- EXERCISE: Copy every line of the records below word for word, but leave out the pictures.

- Records:
··········

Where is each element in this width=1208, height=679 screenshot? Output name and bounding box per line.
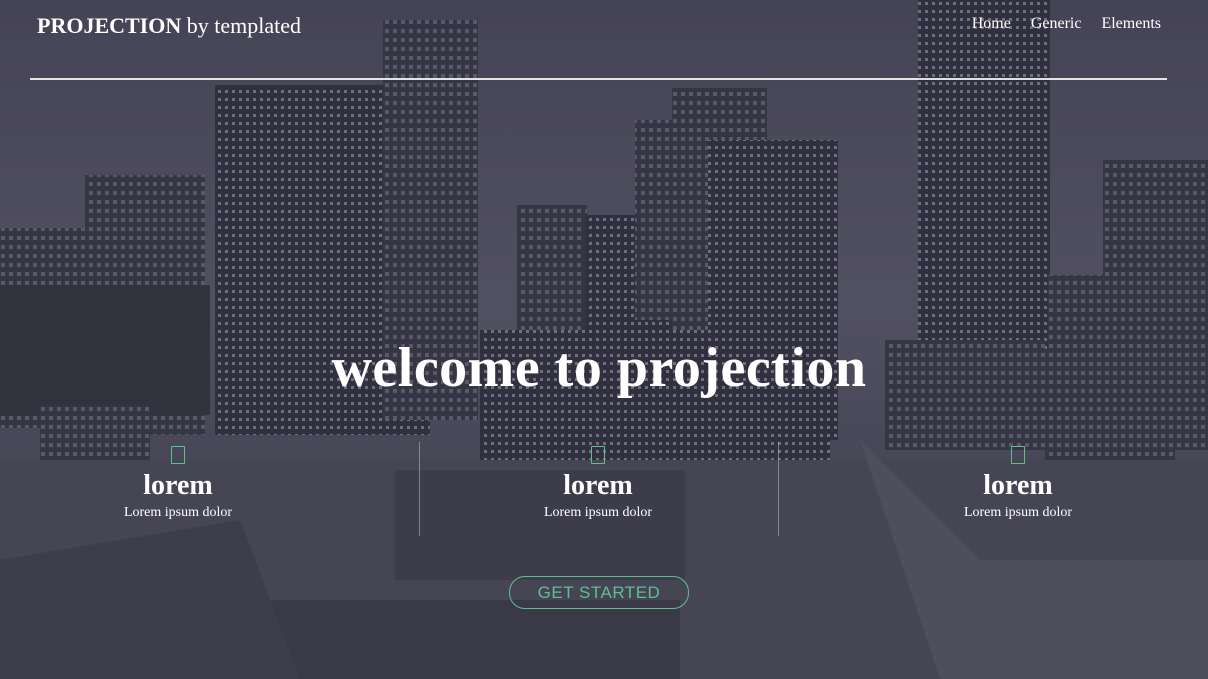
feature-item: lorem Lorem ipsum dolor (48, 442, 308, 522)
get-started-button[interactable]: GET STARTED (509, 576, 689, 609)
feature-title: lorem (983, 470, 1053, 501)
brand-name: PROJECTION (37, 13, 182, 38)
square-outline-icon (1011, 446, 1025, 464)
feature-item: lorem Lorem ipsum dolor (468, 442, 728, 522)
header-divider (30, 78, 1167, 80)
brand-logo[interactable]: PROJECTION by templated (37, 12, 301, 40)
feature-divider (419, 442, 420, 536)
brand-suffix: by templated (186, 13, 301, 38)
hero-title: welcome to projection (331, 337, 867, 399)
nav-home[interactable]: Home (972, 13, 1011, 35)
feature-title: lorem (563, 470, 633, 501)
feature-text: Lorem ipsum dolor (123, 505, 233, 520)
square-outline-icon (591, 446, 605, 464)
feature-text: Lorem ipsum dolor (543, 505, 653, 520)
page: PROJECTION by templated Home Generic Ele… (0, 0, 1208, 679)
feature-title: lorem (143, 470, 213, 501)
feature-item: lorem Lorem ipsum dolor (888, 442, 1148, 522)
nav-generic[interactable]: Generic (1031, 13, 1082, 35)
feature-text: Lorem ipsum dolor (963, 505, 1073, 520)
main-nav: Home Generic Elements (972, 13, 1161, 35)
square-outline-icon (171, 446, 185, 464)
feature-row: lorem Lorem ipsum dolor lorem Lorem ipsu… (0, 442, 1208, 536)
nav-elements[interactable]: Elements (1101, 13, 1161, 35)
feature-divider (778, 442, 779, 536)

··········

- FULL SOLUTION:
Where is each element in this width=1208, height=679 screenshot? Output name and bounding box per line.
feature-item: lorem Lorem ipsum dolor (48, 442, 308, 522)
get-started-button[interactable]: GET STARTED (509, 576, 689, 609)
feature-title: lorem (983, 470, 1053, 501)
brand-name: PROJECTION (37, 13, 182, 38)
square-outline-icon (1011, 446, 1025, 464)
feature-item: lorem Lorem ipsum dolor (468, 442, 728, 522)
header-divider (30, 78, 1167, 80)
brand-logo[interactable]: PROJECTION by templated (37, 12, 301, 40)
feature-divider (419, 442, 420, 536)
brand-suffix: by templated (186, 13, 301, 38)
hero-title: welcome to projection (331, 337, 867, 399)
nav-home[interactable]: Home (972, 13, 1011, 35)
feature-title: lorem (563, 470, 633, 501)
feature-text: Lorem ipsum dolor (123, 505, 233, 520)
square-outline-icon (591, 446, 605, 464)
feature-text: Lorem ipsum dolor (543, 505, 653, 520)
page: PROJECTION by templated Home Generic Ele… (0, 0, 1208, 679)
feature-title: lorem (143, 470, 213, 501)
feature-item: lorem Lorem ipsum dolor (888, 442, 1148, 522)
nav-generic[interactable]: Generic (1031, 13, 1082, 35)
feature-text: Lorem ipsum dolor (963, 505, 1073, 520)
main-nav: Home Generic Elements (972, 13, 1161, 35)
square-outline-icon (171, 446, 185, 464)
feature-row: lorem Lorem ipsum dolor lorem Lorem ipsu… (0, 442, 1208, 536)
nav-elements[interactable]: Elements (1101, 13, 1161, 35)
feature-divider (778, 442, 779, 536)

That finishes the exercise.